Records from a collection of figures
+---+
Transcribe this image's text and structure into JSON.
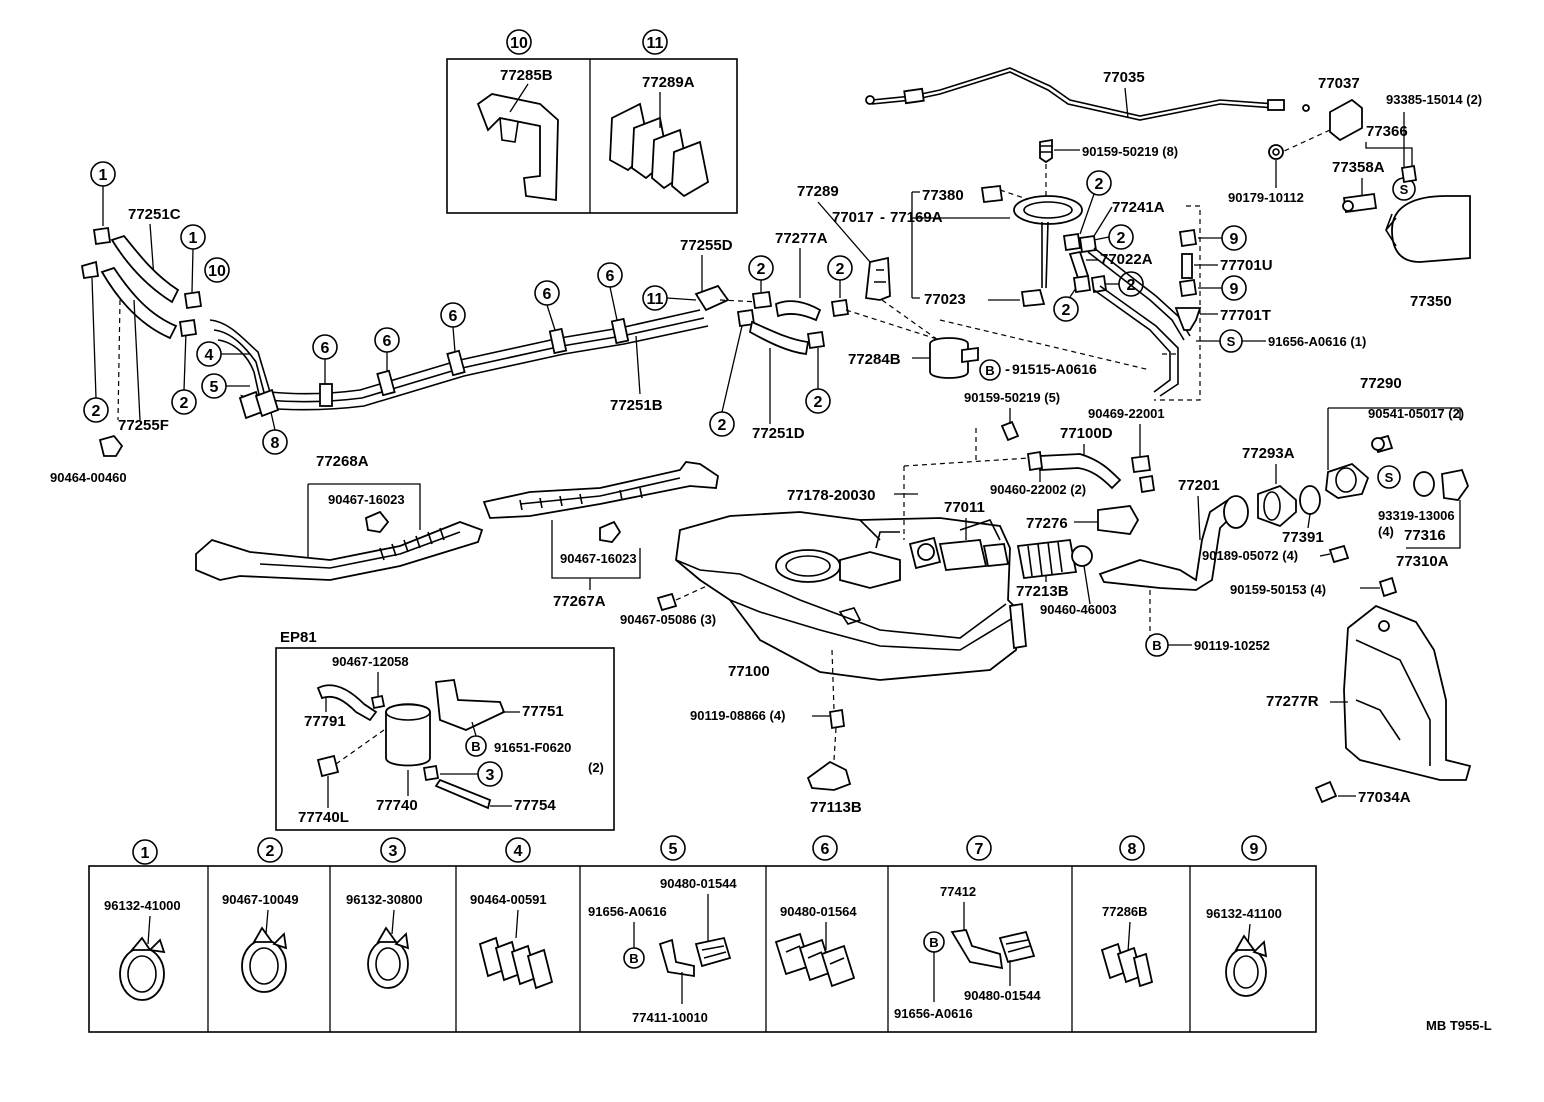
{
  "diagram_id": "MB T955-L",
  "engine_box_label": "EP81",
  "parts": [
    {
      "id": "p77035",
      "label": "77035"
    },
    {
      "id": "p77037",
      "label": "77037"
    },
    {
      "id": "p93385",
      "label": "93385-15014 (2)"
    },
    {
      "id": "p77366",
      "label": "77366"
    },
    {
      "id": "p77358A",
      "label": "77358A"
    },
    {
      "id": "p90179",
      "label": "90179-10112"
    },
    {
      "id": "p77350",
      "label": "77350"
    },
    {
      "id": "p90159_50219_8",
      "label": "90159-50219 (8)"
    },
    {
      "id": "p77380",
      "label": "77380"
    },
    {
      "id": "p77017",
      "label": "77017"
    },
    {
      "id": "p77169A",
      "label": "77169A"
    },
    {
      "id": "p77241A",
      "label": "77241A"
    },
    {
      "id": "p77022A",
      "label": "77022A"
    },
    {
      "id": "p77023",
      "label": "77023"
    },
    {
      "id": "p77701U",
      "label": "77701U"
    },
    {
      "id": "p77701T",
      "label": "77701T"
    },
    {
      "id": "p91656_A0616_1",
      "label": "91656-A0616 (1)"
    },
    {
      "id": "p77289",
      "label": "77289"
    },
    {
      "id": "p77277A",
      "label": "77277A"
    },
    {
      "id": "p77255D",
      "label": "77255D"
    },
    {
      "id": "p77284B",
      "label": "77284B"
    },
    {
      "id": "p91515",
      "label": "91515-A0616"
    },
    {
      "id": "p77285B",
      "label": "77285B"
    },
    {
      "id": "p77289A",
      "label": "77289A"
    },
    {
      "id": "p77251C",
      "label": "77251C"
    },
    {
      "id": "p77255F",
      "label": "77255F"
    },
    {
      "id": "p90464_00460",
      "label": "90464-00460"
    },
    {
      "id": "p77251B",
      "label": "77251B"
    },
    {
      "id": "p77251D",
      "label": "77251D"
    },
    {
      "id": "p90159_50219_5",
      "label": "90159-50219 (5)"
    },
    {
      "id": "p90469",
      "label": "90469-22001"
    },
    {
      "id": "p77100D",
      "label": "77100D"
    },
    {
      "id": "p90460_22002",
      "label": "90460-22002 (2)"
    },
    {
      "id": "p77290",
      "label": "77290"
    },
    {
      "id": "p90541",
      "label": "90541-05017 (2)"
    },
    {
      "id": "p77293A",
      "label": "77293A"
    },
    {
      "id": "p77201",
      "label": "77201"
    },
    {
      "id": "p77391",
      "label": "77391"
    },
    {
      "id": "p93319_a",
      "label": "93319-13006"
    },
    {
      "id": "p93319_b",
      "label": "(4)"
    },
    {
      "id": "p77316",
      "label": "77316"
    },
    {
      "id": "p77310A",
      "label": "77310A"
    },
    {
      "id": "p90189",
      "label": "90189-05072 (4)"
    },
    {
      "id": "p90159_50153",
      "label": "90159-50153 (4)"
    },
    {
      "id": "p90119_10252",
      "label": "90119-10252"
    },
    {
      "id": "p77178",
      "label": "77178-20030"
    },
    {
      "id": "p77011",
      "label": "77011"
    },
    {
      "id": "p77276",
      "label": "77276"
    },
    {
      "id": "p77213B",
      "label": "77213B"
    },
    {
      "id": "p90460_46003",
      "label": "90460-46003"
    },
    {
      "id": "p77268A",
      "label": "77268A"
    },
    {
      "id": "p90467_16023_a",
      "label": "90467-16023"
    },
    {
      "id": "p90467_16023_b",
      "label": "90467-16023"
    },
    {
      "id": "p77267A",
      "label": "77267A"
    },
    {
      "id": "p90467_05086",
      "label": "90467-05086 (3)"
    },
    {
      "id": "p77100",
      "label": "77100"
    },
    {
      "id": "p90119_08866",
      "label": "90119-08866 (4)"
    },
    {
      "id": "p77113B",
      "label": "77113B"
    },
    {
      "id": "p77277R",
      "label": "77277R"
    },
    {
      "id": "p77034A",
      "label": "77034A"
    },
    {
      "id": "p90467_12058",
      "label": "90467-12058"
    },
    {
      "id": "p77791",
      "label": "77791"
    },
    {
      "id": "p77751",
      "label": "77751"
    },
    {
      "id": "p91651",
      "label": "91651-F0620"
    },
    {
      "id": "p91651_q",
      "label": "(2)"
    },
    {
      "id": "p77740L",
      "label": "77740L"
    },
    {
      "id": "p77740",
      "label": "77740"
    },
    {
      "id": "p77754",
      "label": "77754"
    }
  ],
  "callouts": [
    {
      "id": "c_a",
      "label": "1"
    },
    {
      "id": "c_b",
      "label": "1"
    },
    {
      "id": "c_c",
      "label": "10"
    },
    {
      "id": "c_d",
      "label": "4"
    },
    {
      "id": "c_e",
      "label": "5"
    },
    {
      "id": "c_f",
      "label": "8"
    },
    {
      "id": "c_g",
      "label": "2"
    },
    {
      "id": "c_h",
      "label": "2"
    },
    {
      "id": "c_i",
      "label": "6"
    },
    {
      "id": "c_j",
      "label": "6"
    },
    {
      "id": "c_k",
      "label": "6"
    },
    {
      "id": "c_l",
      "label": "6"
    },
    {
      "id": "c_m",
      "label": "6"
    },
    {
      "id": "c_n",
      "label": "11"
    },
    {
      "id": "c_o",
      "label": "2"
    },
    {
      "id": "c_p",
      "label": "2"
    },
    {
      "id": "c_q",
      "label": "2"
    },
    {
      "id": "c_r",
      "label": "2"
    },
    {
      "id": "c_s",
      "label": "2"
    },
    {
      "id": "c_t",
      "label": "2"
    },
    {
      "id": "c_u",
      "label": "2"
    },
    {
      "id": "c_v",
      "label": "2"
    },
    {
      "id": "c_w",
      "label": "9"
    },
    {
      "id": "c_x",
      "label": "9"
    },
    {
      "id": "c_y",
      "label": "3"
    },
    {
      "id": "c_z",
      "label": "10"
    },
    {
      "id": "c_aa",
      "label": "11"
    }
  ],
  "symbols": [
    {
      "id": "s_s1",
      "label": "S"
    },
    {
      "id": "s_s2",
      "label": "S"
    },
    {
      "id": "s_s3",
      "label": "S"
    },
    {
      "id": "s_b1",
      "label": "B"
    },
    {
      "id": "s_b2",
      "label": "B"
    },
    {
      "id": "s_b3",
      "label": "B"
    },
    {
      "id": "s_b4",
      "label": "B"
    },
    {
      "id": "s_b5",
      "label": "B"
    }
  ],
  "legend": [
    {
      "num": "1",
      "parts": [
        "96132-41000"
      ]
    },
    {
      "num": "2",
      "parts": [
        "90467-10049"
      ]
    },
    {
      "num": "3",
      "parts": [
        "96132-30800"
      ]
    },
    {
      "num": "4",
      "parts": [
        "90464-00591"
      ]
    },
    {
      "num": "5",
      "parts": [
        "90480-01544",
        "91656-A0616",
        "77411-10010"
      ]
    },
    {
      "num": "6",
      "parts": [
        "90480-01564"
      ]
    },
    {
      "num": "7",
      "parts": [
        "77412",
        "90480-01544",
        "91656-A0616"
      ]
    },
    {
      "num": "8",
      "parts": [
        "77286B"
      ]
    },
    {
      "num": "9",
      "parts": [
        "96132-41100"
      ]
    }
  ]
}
+---+
Restate the whole listing above exactly, please, omitting every image.

### Full answer:
Transcribe this image's text and structure into JSON.
{
  "diagram_id": "MB T955-L",
  "engine_box_label": "EP81",
  "parts": [
    {
      "id": "p77035",
      "label": "77035"
    },
    {
      "id": "p77037",
      "label": "77037"
    },
    {
      "id": "p93385",
      "label": "93385-15014 (2)"
    },
    {
      "id": "p77366",
      "label": "77366"
    },
    {
      "id": "p77358A",
      "label": "77358A"
    },
    {
      "id": "p90179",
      "label": "90179-10112"
    },
    {
      "id": "p77350",
      "label": "77350"
    },
    {
      "id": "p90159_50219_8",
      "label": "90159-50219 (8)"
    },
    {
      "id": "p77380",
      "label": "77380"
    },
    {
      "id": "p77017",
      "label": "77017"
    },
    {
      "id": "p77169A",
      "label": "77169A"
    },
    {
      "id": "p77241A",
      "label": "77241A"
    },
    {
      "id": "p77022A",
      "label": "77022A"
    },
    {
      "id": "p77023",
      "label": "77023"
    },
    {
      "id": "p77701U",
      "label": "77701U"
    },
    {
      "id": "p77701T",
      "label": "77701T"
    },
    {
      "id": "p91656_A0616_1",
      "label": "91656-A0616 (1)"
    },
    {
      "id": "p77289",
      "label": "77289"
    },
    {
      "id": "p77277A",
      "label": "77277A"
    },
    {
      "id": "p77255D",
      "label": "77255D"
    },
    {
      "id": "p77284B",
      "label": "77284B"
    },
    {
      "id": "p91515",
      "label": "91515-A0616"
    },
    {
      "id": "p77285B",
      "label": "77285B"
    },
    {
      "id": "p77289A",
      "label": "77289A"
    },
    {
      "id": "p77251C",
      "label": "77251C"
    },
    {
      "id": "p77255F",
      "label": "77255F"
    },
    {
      "id": "p90464_00460",
      "label": "90464-00460"
    },
    {
      "id": "p77251B",
      "label": "77251B"
    },
    {
      "id": "p77251D",
      "label": "77251D"
    },
    {
      "id": "p90159_50219_5",
      "label": "90159-50219 (5)"
    },
    {
      "id": "p90469",
      "label": "90469-22001"
    },
    {
      "id": "p77100D",
      "label": "77100D"
    },
    {
      "id": "p90460_22002",
      "label": "90460-22002 (2)"
    },
    {
      "id": "p77290",
      "label": "77290"
    },
    {
      "id": "p90541",
      "label": "90541-05017 (2)"
    },
    {
      "id": "p77293A",
      "label": "77293A"
    },
    {
      "id": "p77201",
      "label": "77201"
    },
    {
      "id": "p77391",
      "label": "77391"
    },
    {
      "id": "p93319_a",
      "label": "93319-13006"
    },
    {
      "id": "p93319_b",
      "label": "(4)"
    },
    {
      "id": "p77316",
      "label": "77316"
    },
    {
      "id": "p77310A",
      "label": "77310A"
    },
    {
      "id": "p90189",
      "label": "90189-05072 (4)"
    },
    {
      "id": "p90159_50153",
      "label": "90159-50153 (4)"
    },
    {
      "id": "p90119_10252",
      "label": "90119-10252"
    },
    {
      "id": "p77178",
      "label": "77178-20030"
    },
    {
      "id": "p77011",
      "label": "77011"
    },
    {
      "id": "p77276",
      "label": "77276"
    },
    {
      "id": "p77213B",
      "label": "77213B"
    },
    {
      "id": "p90460_46003",
      "label": "90460-46003"
    },
    {
      "id": "p77268A",
      "label": "77268A"
    },
    {
      "id": "p90467_16023_a",
      "label": "90467-16023"
    },
    {
      "id": "p90467_16023_b",
      "label": "90467-16023"
    },
    {
      "id": "p77267A",
      "label": "77267A"
    },
    {
      "id": "p90467_05086",
      "label": "90467-05086 (3)"
    },
    {
      "id": "p77100",
      "label": "77100"
    },
    {
      "id": "p90119_08866",
      "label": "90119-08866 (4)"
    },
    {
      "id": "p77113B",
      "label": "77113B"
    },
    {
      "id": "p77277R",
      "label": "77277R"
    },
    {
      "id": "p77034A",
      "label": "77034A"
    },
    {
      "id": "p90467_12058",
      "label": "90467-12058"
    },
    {
      "id": "p77791",
      "label": "77791"
    },
    {
      "id": "p77751",
      "label": "77751"
    },
    {
      "id": "p91651",
      "label": "91651-F0620"
    },
    {
      "id": "p91651_q",
      "label": "(2)"
    },
    {
      "id": "p77740L",
      "label": "77740L"
    },
    {
      "id": "p77740",
      "label": "77740"
    },
    {
      "id": "p77754",
      "label": "77754"
    }
  ],
  "callouts": [
    {
      "id": "c_a",
      "label": "1"
    },
    {
      "id": "c_b",
      "label": "1"
    },
    {
      "id": "c_c",
      "label": "10"
    },
    {
      "id": "c_d",
      "label": "4"
    },
    {
      "id": "c_e",
      "label": "5"
    },
    {
      "id": "c_f",
      "label": "8"
    },
    {
      "id": "c_g",
      "label": "2"
    },
    {
      "id": "c_h",
      "label": "2"
    },
    {
      "id": "c_i",
      "label": "6"
    },
    {
      "id": "c_j",
      "label": "6"
    },
    {
      "id": "c_k",
      "label": "6"
    },
    {
      "id": "c_l",
      "label": "6"
    },
    {
      "id": "c_m",
      "label": "6"
    },
    {
      "id": "c_n",
      "label": "11"
    },
    {
      "id": "c_o",
      "label": "2"
    },
    {
      "id": "c_p",
      "label": "2"
    },
    {
      "id": "c_q",
      "label": "2"
    },
    {
      "id": "c_r",
      "label": "2"
    },
    {
      "id": "c_s",
      "label": "2"
    },
    {
      "id": "c_t",
      "label": "2"
    },
    {
      "id": "c_u",
      "label": "2"
    },
    {
      "id": "c_v",
      "label": "2"
    },
    {
      "id": "c_w",
      "label": "9"
    },
    {
      "id": "c_x",
      "label": "9"
    },
    {
      "id": "c_y",
      "label": "3"
    },
    {
      "id": "c_z",
      "label": "10"
    },
    {
      "id": "c_aa",
      "label": "11"
    }
  ],
  "symbols": [
    {
      "id": "s_s1",
      "label": "S"
    },
    {
      "id": "s_s2",
      "label": "S"
    },
    {
      "id": "s_s3",
      "label": "S"
    },
    {
      "id": "s_b1",
      "label": "B"
    },
    {
      "id": "s_b2",
      "label": "B"
    },
    {
      "id": "s_b3",
      "label": "B"
    },
    {
      "id": "s_b4",
      "label": "B"
    },
    {
      "id": "s_b5",
      "label": "B"
    }
  ],
  "legend": [
    {
      "num": "1",
      "parts": [
        "96132-41000"
      ]
    },
    {
      "num": "2",
      "parts": [
        "90467-10049"
      ]
    },
    {
      "num": "3",
      "parts": [
        "96132-30800"
      ]
    },
    {
      "num": "4",
      "parts": [
        "90464-00591"
      ]
    },
    {
      "num": "5",
      "parts": [
        "90480-01544",
        "91656-A0616",
        "77411-10010"
      ]
    },
    {
      "num": "6",
      "parts": [
        "90480-01564"
      ]
    },
    {
      "num": "7",
      "parts": [
        "77412",
        "90480-01544",
        "91656-A0616"
      ]
    },
    {
      "num": "8",
      "parts": [
        "77286B"
      ]
    },
    {
      "num": "9",
      "parts": [
        "96132-41100"
      ]
    }
  ]
}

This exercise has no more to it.